• **Given exercise**
Copy the listing below from its start down through the line containing "761, 785, 791]", switching "info-icon" to "help-icon" and keeping everything else the same.

• **Materials provided**
========================================

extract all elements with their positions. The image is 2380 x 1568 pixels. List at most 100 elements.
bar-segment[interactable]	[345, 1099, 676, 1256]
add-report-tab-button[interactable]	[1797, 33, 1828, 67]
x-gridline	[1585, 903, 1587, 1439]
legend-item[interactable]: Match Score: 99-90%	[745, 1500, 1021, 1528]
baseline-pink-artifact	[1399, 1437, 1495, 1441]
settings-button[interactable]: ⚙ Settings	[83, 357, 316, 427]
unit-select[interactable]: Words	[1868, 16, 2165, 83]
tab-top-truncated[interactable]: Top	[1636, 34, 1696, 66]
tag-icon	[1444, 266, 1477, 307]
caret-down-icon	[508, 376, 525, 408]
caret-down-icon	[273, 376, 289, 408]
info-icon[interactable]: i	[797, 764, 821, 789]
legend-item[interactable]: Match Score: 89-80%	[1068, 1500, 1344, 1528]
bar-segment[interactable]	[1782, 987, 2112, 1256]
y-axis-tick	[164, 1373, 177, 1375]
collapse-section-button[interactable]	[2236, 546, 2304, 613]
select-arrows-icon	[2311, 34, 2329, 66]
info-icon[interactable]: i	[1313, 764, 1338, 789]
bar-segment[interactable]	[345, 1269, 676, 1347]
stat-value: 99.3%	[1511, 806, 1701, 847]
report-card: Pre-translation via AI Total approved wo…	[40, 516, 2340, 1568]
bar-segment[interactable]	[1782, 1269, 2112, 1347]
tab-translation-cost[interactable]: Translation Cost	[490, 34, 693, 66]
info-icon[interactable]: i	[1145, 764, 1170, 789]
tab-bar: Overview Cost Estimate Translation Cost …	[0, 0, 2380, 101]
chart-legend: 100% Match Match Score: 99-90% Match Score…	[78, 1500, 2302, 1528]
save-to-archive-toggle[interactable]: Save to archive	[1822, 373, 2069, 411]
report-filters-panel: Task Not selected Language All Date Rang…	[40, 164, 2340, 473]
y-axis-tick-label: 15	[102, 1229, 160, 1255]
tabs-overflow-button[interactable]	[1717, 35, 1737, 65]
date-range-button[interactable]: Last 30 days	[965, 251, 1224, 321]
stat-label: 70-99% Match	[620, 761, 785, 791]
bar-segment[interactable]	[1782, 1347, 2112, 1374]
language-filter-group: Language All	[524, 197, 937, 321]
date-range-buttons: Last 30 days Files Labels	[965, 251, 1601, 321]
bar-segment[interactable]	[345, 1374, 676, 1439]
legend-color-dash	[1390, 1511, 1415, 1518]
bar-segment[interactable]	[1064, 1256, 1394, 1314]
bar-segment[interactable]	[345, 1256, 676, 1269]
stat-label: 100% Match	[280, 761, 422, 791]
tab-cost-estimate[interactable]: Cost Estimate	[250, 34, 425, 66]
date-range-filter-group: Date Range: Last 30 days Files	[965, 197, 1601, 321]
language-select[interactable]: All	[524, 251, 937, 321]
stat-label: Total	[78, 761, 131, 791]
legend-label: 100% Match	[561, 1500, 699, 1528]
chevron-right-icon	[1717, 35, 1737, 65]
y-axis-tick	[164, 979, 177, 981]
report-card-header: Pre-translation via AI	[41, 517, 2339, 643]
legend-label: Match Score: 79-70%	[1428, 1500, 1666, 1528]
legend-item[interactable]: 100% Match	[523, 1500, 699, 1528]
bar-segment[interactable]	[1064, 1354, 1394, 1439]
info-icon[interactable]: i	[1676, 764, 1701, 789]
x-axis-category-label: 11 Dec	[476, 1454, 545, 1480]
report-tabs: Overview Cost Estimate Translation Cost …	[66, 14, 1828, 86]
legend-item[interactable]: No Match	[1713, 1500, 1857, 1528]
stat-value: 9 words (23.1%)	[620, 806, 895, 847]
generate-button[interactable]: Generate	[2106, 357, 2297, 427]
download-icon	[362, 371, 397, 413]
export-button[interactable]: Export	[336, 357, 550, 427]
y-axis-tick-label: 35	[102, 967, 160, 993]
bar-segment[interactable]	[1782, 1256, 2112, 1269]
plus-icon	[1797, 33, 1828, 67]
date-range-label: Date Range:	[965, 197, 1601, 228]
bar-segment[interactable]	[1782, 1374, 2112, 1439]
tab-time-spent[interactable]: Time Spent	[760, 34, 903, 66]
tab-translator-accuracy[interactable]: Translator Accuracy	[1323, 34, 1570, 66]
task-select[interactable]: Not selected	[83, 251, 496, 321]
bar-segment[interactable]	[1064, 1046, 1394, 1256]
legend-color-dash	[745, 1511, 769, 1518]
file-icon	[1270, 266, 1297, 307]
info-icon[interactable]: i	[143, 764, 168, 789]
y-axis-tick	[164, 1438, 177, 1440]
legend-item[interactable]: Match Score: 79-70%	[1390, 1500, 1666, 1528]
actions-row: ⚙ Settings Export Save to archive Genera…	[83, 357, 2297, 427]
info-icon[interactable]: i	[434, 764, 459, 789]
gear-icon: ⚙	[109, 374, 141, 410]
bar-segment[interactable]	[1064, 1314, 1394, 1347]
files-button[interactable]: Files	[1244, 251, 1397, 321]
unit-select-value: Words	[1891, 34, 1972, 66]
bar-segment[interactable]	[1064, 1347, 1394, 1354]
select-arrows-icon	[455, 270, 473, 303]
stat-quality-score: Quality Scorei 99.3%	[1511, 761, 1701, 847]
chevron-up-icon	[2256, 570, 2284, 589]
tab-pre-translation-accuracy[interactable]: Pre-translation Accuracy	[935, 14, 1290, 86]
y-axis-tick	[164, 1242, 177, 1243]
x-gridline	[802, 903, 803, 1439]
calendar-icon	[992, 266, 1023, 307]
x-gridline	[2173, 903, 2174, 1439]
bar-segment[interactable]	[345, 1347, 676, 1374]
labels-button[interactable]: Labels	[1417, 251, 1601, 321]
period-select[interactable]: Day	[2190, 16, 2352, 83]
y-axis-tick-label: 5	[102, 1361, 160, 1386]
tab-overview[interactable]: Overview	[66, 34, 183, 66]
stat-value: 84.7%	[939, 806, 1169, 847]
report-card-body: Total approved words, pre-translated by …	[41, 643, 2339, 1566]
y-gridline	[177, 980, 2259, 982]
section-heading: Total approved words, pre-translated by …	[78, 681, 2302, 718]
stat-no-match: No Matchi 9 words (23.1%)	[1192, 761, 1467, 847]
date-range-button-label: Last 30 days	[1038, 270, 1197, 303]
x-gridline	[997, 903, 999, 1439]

========================================

• **Solution below**
extract all elements with their positions. The image is 2380 x 1568 pixels. List at most 100 elements.
bar-segment[interactable]	[345, 1099, 676, 1256]
add-report-tab-button[interactable]	[1797, 33, 1828, 67]
x-gridline	[1585, 903, 1587, 1439]
legend-item[interactable]: Match Score: 99-90%	[745, 1500, 1021, 1528]
baseline-pink-artifact	[1399, 1437, 1495, 1441]
settings-button[interactable]: ⚙ Settings	[83, 357, 316, 427]
unit-select[interactable]: Words	[1868, 16, 2165, 83]
tab-top-truncated[interactable]: Top	[1636, 34, 1696, 66]
tag-icon	[1444, 266, 1477, 307]
caret-down-icon	[508, 376, 525, 408]
caret-down-icon	[273, 376, 289, 408]
help-icon[interactable]: i	[797, 764, 821, 789]
legend-item[interactable]: Match Score: 89-80%	[1068, 1500, 1344, 1528]
bar-segment[interactable]	[1782, 987, 2112, 1256]
y-axis-tick	[164, 1373, 177, 1375]
collapse-section-button[interactable]	[2236, 546, 2304, 613]
select-arrows-icon	[2311, 34, 2329, 66]
help-icon[interactable]: i	[1313, 764, 1338, 789]
bar-segment[interactable]	[345, 1269, 676, 1347]
stat-value: 99.3%	[1511, 806, 1701, 847]
report-card: Pre-translation via AI Total approved wo…	[40, 516, 2340, 1568]
bar-segment[interactable]	[1782, 1269, 2112, 1347]
tab-translation-cost[interactable]: Translation Cost	[490, 34, 693, 66]
help-icon[interactable]: i	[1145, 764, 1170, 789]
tab-bar: Overview Cost Estimate Translation Cost …	[0, 0, 2380, 101]
chart-legend: 100% Match Match Score: 99-90% Match Score…	[78, 1500, 2302, 1528]
save-to-archive-toggle[interactable]: Save to archive	[1822, 373, 2069, 411]
report-filters-panel: Task Not selected Language All Date Rang…	[40, 164, 2340, 473]
y-axis-tick-label: 15	[102, 1229, 160, 1255]
tabs-overflow-button[interactable]	[1717, 35, 1737, 65]
date-range-button[interactable]: Last 30 days	[965, 251, 1224, 321]
stat-label: 70-99% Match	[620, 761, 785, 791]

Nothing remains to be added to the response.